## Begin
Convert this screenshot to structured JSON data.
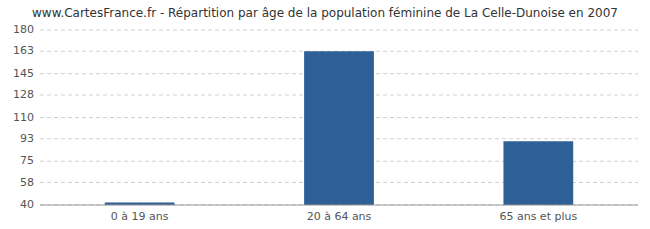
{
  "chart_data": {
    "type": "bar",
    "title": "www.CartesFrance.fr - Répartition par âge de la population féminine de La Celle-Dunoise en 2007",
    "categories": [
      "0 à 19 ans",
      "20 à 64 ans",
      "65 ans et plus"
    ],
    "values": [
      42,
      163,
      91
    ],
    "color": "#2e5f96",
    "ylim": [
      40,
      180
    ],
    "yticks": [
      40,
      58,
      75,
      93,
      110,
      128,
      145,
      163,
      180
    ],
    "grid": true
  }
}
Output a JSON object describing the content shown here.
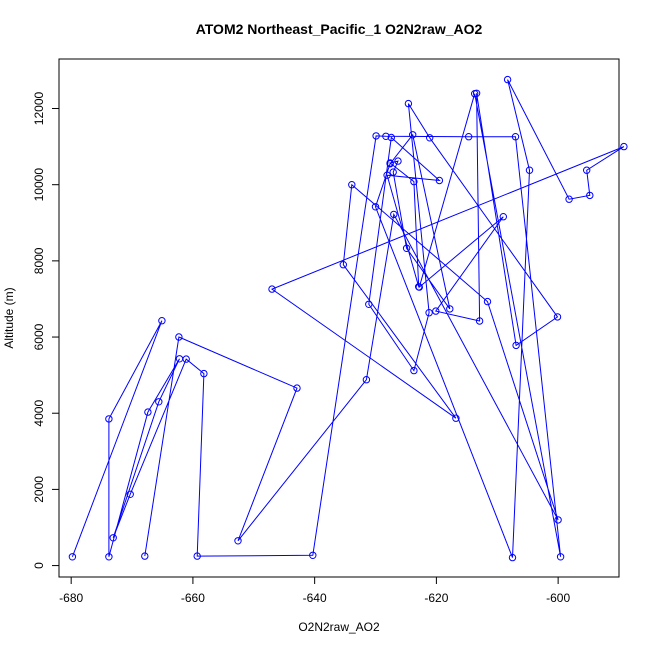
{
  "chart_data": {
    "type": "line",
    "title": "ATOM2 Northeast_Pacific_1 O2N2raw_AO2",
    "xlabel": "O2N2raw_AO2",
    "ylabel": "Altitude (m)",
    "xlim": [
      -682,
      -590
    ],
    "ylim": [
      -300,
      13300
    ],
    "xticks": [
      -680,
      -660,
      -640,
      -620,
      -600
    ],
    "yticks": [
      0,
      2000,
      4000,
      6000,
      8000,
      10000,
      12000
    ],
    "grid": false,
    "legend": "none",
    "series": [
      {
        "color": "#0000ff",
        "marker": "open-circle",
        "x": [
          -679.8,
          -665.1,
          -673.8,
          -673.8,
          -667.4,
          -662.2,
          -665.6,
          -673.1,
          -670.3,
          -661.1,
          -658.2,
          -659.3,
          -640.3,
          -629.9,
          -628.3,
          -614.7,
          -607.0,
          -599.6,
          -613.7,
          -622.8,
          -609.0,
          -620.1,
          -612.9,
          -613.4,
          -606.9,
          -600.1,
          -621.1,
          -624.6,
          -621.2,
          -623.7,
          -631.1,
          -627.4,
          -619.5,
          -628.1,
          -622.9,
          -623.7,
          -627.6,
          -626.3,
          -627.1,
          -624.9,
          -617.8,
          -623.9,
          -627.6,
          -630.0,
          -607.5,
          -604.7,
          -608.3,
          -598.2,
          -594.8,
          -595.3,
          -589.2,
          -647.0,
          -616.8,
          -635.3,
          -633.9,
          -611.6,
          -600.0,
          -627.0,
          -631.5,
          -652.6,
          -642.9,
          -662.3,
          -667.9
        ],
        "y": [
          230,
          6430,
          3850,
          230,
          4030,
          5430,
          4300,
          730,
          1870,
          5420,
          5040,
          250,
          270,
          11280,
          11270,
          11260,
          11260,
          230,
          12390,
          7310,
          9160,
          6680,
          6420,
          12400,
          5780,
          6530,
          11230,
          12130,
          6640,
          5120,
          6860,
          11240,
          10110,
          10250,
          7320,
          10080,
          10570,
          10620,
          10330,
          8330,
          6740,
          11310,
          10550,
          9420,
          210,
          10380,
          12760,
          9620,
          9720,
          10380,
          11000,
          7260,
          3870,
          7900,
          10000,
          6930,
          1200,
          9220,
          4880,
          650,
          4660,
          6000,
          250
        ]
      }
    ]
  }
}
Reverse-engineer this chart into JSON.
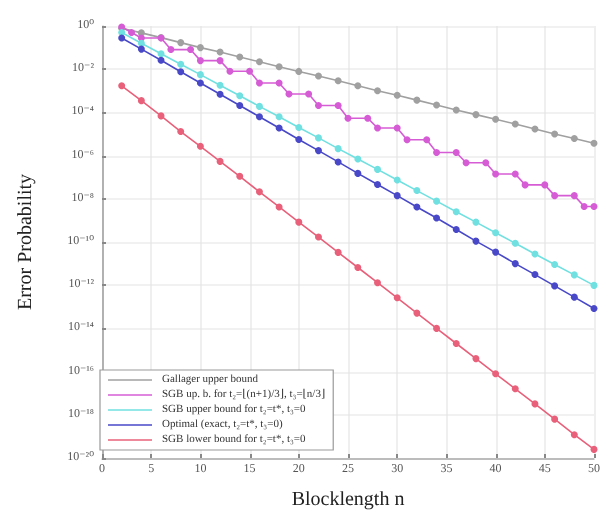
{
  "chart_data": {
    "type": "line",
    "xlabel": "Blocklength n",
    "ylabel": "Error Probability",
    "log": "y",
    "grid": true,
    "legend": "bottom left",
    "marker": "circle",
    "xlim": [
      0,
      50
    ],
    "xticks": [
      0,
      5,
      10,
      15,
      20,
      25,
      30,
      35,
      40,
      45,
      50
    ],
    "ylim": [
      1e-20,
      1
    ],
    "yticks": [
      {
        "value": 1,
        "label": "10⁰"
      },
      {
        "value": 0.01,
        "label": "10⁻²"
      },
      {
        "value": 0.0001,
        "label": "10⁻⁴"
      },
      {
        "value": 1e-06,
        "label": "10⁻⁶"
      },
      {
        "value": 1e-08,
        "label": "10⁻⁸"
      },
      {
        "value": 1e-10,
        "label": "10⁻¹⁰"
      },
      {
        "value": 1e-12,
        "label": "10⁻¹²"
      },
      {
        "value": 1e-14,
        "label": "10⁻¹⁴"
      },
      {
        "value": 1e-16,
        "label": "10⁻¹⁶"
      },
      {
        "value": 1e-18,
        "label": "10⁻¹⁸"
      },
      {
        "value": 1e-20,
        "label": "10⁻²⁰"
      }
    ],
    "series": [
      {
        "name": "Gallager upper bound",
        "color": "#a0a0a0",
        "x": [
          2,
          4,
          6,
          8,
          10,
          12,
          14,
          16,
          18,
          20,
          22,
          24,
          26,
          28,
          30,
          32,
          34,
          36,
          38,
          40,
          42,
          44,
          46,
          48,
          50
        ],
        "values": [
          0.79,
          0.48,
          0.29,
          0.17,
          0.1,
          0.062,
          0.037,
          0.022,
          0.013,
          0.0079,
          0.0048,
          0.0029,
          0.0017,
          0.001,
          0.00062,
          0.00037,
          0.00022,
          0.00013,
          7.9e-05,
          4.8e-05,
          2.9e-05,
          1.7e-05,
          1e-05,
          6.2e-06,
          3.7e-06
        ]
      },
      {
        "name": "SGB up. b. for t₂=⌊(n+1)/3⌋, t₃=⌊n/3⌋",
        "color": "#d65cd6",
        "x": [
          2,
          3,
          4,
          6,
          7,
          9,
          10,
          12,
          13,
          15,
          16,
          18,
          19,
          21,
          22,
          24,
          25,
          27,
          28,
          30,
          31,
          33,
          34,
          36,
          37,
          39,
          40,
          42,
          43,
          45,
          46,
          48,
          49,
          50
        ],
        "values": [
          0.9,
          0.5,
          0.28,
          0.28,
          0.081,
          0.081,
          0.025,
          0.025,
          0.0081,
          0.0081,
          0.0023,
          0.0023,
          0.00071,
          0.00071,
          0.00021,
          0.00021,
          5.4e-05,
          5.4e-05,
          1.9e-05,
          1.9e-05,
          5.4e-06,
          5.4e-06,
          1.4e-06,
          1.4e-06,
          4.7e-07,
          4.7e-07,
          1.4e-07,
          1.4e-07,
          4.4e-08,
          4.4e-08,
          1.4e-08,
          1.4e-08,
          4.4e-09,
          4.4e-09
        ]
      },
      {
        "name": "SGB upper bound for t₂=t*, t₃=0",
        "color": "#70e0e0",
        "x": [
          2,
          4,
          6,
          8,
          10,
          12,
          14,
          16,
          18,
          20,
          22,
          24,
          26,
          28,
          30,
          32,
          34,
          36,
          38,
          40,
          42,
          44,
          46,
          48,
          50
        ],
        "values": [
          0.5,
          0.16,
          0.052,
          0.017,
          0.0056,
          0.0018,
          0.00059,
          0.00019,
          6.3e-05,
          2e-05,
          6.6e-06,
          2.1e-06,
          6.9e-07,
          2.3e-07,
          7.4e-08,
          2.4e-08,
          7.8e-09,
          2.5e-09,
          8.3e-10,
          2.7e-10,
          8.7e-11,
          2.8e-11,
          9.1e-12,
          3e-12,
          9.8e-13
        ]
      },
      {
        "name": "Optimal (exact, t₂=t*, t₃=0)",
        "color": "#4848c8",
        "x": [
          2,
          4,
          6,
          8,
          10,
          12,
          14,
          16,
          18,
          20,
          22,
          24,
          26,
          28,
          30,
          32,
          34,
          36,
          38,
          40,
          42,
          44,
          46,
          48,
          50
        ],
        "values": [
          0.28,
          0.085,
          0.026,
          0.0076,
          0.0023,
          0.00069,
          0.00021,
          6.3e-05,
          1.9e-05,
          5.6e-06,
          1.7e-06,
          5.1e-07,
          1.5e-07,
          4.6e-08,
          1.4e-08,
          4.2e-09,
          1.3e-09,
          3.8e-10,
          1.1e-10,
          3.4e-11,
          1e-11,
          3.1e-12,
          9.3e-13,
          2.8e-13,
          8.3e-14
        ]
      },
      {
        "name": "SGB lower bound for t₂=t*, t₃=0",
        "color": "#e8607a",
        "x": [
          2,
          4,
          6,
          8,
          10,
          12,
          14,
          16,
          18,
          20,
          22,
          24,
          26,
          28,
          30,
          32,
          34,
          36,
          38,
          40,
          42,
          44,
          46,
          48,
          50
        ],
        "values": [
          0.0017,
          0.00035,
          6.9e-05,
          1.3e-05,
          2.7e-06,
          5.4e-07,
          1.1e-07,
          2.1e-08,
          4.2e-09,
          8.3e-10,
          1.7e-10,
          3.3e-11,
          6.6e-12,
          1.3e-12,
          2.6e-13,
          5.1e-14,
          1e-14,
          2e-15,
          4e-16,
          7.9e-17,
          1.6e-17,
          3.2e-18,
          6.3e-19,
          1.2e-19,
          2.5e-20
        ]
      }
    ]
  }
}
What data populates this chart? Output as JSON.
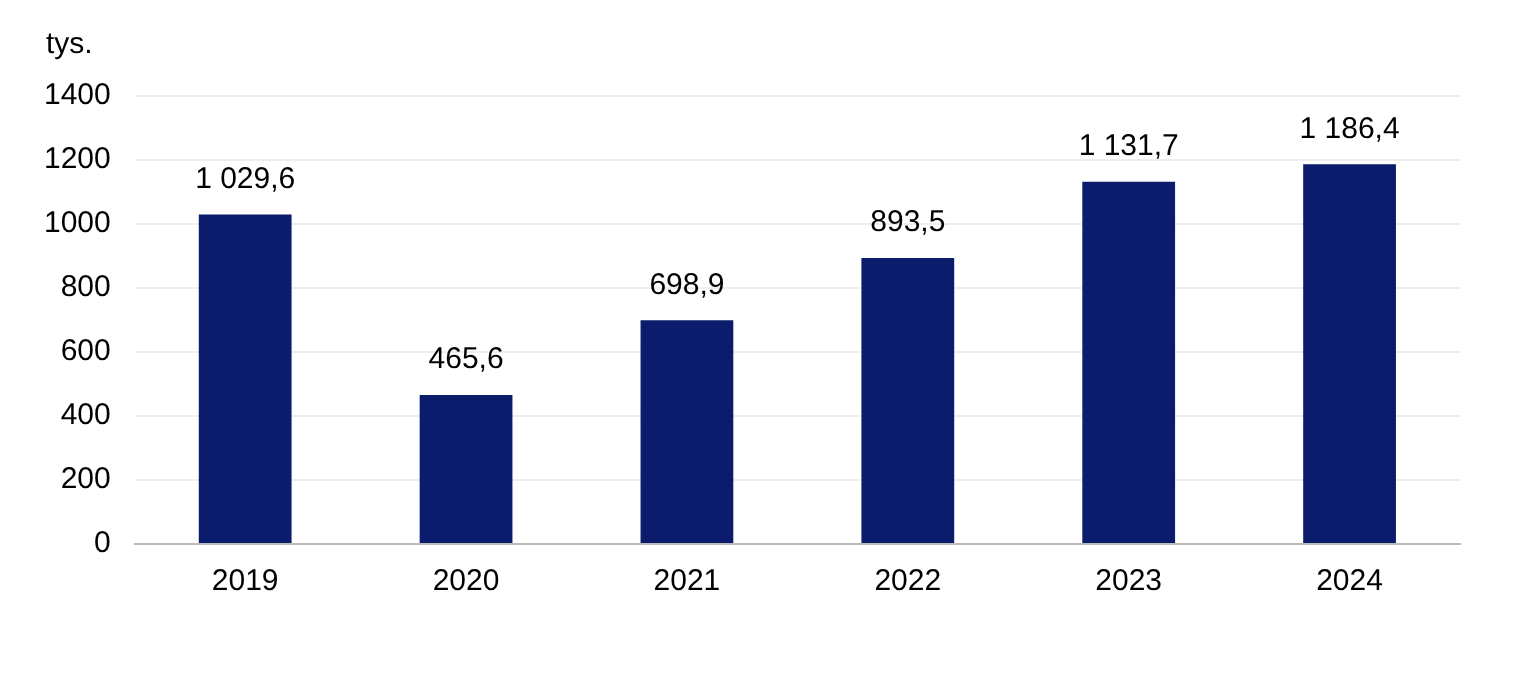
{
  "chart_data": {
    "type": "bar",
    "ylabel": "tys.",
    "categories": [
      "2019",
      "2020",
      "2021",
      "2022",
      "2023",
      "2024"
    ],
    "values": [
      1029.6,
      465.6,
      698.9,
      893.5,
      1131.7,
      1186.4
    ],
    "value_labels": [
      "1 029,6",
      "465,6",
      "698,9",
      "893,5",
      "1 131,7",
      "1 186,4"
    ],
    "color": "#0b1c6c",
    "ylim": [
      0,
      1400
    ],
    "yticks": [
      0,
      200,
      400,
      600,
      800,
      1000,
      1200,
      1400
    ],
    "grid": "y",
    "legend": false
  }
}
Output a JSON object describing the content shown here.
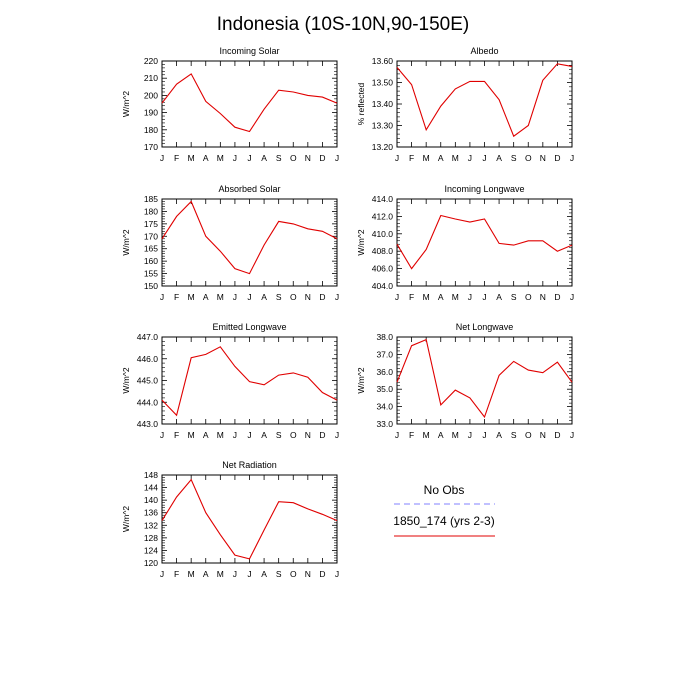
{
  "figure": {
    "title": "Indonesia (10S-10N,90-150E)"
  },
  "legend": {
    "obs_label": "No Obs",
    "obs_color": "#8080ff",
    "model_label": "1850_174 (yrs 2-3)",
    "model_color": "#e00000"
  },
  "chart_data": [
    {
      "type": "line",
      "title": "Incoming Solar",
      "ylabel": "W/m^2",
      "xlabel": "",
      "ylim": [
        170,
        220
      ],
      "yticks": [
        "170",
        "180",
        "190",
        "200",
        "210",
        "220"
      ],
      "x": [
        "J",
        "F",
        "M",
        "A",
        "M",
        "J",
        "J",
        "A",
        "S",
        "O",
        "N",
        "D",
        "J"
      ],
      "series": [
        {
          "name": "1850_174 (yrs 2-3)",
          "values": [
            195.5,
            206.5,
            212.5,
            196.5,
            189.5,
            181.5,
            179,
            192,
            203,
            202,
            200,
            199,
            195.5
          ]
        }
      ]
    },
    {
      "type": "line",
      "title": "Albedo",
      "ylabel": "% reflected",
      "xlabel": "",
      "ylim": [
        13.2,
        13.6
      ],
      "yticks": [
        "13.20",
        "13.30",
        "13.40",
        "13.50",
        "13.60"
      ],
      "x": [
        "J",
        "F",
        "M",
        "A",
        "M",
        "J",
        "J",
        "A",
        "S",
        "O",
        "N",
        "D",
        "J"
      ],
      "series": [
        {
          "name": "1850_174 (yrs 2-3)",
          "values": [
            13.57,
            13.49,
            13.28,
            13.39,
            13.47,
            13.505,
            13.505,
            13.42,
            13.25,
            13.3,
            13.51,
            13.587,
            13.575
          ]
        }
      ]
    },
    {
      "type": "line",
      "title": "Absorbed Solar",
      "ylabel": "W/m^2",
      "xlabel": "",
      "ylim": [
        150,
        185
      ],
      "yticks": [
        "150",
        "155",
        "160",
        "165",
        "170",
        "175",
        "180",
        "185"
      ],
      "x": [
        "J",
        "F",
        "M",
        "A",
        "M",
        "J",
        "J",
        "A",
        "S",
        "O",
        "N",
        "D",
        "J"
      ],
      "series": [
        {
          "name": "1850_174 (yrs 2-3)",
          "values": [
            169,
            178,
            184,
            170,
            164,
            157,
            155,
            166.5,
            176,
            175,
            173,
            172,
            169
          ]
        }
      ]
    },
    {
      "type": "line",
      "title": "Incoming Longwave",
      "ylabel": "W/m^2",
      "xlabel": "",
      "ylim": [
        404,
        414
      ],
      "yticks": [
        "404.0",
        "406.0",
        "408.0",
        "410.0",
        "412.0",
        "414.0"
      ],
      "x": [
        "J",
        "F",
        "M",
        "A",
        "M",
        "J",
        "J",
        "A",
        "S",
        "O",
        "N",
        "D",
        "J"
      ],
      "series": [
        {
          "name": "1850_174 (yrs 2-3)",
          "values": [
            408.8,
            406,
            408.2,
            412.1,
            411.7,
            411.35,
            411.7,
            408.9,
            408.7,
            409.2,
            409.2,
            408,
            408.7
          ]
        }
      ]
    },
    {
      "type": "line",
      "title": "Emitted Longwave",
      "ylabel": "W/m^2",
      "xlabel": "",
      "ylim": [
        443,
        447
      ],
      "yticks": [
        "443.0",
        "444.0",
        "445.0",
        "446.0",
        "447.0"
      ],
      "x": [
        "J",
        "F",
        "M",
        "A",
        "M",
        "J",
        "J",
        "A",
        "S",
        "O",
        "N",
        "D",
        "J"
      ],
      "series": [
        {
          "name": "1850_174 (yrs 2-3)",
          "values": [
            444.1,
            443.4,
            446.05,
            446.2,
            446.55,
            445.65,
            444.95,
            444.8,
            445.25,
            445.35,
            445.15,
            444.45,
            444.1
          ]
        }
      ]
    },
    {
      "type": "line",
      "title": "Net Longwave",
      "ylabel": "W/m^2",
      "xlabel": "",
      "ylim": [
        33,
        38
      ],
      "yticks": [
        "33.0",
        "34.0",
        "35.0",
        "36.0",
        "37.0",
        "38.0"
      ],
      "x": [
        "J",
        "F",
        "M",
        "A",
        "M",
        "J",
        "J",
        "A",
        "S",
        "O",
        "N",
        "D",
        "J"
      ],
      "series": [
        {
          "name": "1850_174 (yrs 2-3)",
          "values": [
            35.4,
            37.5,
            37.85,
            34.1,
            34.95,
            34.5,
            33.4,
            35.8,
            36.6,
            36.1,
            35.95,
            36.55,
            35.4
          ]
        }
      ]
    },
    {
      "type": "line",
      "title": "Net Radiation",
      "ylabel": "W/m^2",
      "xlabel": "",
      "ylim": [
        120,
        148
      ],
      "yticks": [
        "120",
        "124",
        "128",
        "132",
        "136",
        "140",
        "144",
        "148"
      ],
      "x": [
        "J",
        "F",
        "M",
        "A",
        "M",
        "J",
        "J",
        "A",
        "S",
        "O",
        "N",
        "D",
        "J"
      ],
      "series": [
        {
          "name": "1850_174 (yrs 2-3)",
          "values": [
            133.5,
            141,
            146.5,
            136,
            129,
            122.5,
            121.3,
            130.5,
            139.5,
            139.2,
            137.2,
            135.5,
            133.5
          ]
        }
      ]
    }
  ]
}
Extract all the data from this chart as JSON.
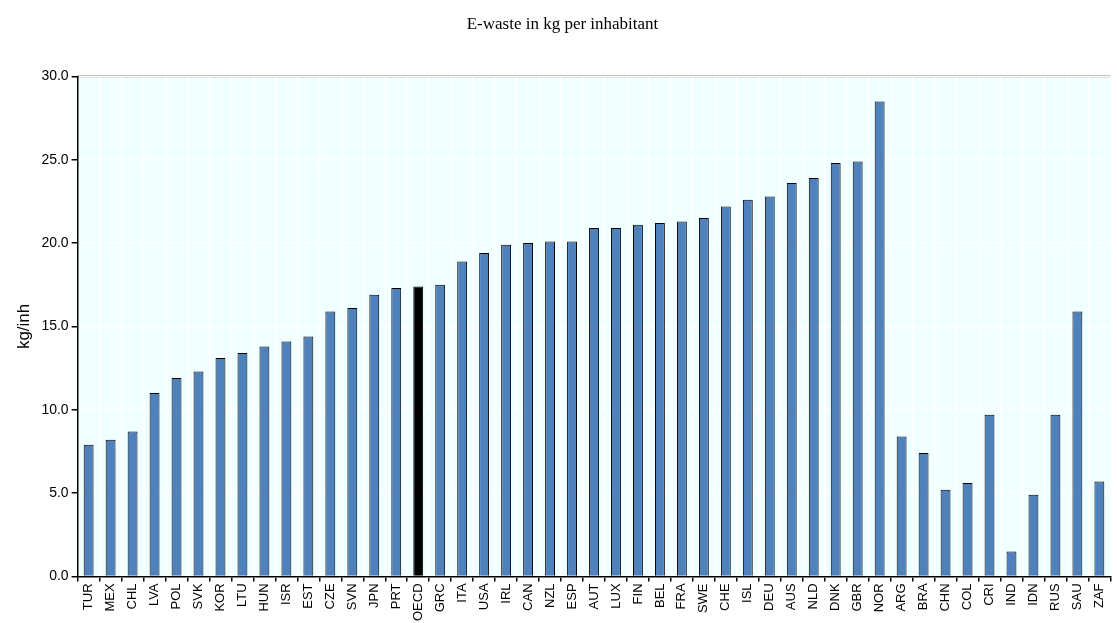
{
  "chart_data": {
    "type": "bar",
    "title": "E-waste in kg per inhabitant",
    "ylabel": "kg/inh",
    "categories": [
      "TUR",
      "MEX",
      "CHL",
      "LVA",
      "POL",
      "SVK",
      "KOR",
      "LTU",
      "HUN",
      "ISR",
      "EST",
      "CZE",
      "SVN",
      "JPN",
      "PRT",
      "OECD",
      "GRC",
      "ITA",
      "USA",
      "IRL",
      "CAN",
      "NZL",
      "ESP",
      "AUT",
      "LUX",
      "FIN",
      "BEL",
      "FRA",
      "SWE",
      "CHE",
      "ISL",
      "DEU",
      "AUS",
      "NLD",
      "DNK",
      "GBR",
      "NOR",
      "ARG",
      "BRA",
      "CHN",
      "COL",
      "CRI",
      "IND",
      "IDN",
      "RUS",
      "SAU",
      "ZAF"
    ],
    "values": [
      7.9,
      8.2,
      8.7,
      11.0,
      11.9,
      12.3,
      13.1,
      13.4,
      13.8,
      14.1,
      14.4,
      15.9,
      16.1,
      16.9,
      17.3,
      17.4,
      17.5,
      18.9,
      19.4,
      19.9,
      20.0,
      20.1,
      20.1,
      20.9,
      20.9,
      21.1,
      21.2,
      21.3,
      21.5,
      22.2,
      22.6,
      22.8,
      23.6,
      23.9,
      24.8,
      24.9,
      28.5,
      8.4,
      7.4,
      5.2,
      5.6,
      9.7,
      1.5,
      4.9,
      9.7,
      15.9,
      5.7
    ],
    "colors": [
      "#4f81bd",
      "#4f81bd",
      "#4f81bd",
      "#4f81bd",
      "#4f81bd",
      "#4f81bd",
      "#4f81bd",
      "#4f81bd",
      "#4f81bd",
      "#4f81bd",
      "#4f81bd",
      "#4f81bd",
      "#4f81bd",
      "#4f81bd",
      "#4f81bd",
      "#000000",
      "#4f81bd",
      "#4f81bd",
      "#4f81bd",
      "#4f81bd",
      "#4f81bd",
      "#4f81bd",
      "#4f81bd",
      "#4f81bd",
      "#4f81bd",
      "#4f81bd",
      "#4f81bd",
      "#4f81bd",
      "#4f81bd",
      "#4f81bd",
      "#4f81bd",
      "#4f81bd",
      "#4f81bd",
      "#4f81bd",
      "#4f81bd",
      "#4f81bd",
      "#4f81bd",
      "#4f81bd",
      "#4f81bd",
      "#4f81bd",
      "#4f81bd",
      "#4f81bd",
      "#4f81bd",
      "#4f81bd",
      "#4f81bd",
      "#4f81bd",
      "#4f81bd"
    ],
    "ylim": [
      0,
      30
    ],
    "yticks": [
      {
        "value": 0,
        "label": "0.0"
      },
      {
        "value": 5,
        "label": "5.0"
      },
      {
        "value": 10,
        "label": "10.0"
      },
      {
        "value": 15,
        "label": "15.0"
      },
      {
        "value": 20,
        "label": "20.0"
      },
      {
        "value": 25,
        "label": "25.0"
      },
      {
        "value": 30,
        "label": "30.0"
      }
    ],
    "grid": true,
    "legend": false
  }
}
## End
== Prompt ==
Show each line of the data that contains the string "bound".

== Result below ==
        "name": "Gallager upper bound",
        "name": "SGB upper bound for t₂=t*, t₃=0",
        "name": "SGB lower bound for t₂=t*, t₃=0",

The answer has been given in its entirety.